*Given request*
The entries below are to be repeated exactly as they stand.

(Figure dataset records)
.....

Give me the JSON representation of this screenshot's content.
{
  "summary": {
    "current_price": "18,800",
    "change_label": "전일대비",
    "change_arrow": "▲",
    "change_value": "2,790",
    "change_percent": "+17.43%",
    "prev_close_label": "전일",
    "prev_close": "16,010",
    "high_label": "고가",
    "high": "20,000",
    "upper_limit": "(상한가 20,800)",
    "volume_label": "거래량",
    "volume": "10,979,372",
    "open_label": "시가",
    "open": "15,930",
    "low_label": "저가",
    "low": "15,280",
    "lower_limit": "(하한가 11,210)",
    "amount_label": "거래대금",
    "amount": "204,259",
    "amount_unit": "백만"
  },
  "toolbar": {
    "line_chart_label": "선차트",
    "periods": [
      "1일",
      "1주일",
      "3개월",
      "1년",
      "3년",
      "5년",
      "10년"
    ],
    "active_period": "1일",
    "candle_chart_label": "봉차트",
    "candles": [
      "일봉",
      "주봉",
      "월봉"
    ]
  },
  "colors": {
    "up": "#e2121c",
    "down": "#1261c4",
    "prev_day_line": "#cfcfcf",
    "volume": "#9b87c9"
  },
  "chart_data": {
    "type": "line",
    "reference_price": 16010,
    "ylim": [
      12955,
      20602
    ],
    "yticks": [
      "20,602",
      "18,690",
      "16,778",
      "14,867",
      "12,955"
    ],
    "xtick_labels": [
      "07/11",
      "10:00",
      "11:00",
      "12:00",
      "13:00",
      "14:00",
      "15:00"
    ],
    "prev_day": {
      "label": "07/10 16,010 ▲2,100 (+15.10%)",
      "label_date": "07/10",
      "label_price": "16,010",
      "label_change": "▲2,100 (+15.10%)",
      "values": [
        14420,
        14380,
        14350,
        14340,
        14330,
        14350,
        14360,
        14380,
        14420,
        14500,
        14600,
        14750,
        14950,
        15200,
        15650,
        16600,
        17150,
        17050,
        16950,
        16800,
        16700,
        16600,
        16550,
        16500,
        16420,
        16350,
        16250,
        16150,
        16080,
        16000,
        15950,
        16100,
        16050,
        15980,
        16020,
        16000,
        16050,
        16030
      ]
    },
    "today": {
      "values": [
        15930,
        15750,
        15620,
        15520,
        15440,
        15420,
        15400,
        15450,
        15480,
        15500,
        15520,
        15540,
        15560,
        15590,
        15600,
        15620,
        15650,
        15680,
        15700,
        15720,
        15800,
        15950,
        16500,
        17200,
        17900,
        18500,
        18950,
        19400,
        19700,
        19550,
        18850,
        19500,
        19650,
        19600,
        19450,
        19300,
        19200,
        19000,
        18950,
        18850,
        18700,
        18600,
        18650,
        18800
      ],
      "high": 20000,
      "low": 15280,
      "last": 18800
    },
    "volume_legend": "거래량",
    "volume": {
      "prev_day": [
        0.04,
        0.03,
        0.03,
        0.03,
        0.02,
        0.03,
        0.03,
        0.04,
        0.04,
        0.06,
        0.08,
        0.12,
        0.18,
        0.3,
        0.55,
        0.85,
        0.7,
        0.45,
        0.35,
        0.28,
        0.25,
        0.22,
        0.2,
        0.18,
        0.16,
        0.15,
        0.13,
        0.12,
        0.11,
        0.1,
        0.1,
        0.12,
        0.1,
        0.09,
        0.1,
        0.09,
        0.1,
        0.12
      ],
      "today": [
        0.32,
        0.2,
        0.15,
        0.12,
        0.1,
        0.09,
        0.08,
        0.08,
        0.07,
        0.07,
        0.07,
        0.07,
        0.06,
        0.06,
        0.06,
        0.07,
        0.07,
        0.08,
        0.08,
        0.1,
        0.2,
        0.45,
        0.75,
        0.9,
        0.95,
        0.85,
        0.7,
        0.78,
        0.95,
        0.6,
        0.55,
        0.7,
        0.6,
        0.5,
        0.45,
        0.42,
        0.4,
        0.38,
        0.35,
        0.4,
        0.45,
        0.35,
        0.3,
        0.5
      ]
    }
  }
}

.....

*Response to the task*
Give me the JSON representation of this screenshot's content.
{
  "summary": {
    "current_price": "18,800",
    "change_label": "전일대비",
    "change_arrow": "▲",
    "change_value": "2,790",
    "change_percent": "+17.43%",
    "prev_close_label": "전일",
    "prev_close": "16,010",
    "high_label": "고가",
    "high": "20,000",
    "upper_limit": "(상한가 20,800)",
    "volume_label": "거래량",
    "volume": "10,979,372",
    "open_label": "시가",
    "open": "15,930",
    "low_label": "저가",
    "low": "15,280",
    "lower_limit": "(하한가 11,210)",
    "amount_label": "거래대금",
    "amount": "204,259",
    "amount_unit": "백만"
  },
  "toolbar": {
    "line_chart_label": "선차트",
    "periods": [
      "1일",
      "1주일",
      "3개월",
      "1년",
      "3년",
      "5년",
      "10년"
    ],
    "active_period": "1일",
    "candle_chart_label": "봉차트",
    "candles": [
      "일봉",
      "주봉",
      "월봉"
    ]
  },
  "colors": {
    "up": "#e2121c",
    "down": "#1261c4",
    "prev_day_line": "#cfcfcf",
    "volume": "#9b87c9"
  },
  "chart_data": {
    "type": "line",
    "reference_price": 16010,
    "ylim": [
      12955,
      20602
    ],
    "yticks": [
      "20,602",
      "18,690",
      "16,778",
      "14,867",
      "12,955"
    ],
    "xtick_labels": [
      "07/11",
      "10:00",
      "11:00",
      "12:00",
      "13:00",
      "14:00",
      "15:00"
    ],
    "prev_day": {
      "label": "07/10 16,010 ▲2,100 (+15.10%)",
      "label_date": "07/10",
      "label_price": "16,010",
      "label_change": "▲2,100 (+15.10%)",
      "values": [
        14420,
        14380,
        14350,
        14340,
        14330,
        14350,
        14360,
        14380,
        14420,
        14500,
        14600,
        14750,
        14950,
        15200,
        15650,
        16600,
        17150,
        17050,
        16950,
        16800,
        16700,
        16600,
        16550,
        16500,
        16420,
        16350,
        16250,
        16150,
        16080,
        16000,
        15950,
        16100,
        16050,
        15980,
        16020,
        16000,
        16050,
        16030
      ]
    },
    "today": {
      "values": [
        15930,
        15750,
        15620,
        15520,
        15440,
        15420,
        15400,
        15450,
        15480,
        15500,
        15520,
        15540,
        15560,
        15590,
        15600,
        15620,
        15650,
        15680,
        15700,
        15720,
        15800,
        15950,
        16500,
        17200,
        17900,
        18500,
        18950,
        19400,
        19700,
        19550,
        18850,
        19500,
        19650,
        19600,
        19450,
        19300,
        19200,
        19000,
        18950,
        18850,
        18700,
        18600,
        18650,
        18800
      ],
      "high": 20000,
      "low": 15280,
      "last": 18800
    },
    "volume_legend": "거래량",
    "volume": {
      "prev_day": [
        0.04,
        0.03,
        0.03,
        0.03,
        0.02,
        0.03,
        0.03,
        0.04,
        0.04,
        0.06,
        0.08,
        0.12,
        0.18,
        0.3,
        0.55,
        0.85,
        0.7,
        0.45,
        0.35,
        0.28,
        0.25,
        0.22,
        0.2,
        0.18,
        0.16,
        0.15,
        0.13,
        0.12,
        0.11,
        0.1,
        0.1,
        0.12,
        0.1,
        0.09,
        0.1,
        0.09,
        0.1,
        0.12
      ],
      "today": [
        0.32,
        0.2,
        0.15,
        0.12,
        0.1,
        0.09,
        0.08,
        0.08,
        0.07,
        0.07,
        0.07,
        0.07,
        0.06,
        0.06,
        0.06,
        0.07,
        0.07,
        0.08,
        0.08,
        0.1,
        0.2,
        0.45,
        0.75,
        0.9,
        0.95,
        0.85,
        0.7,
        0.78,
        0.95,
        0.6,
        0.55,
        0.7,
        0.6,
        0.5,
        0.45,
        0.42,
        0.4,
        0.38,
        0.35,
        0.4,
        0.45,
        0.35,
        0.3,
        0.5
      ]
    }
  }
}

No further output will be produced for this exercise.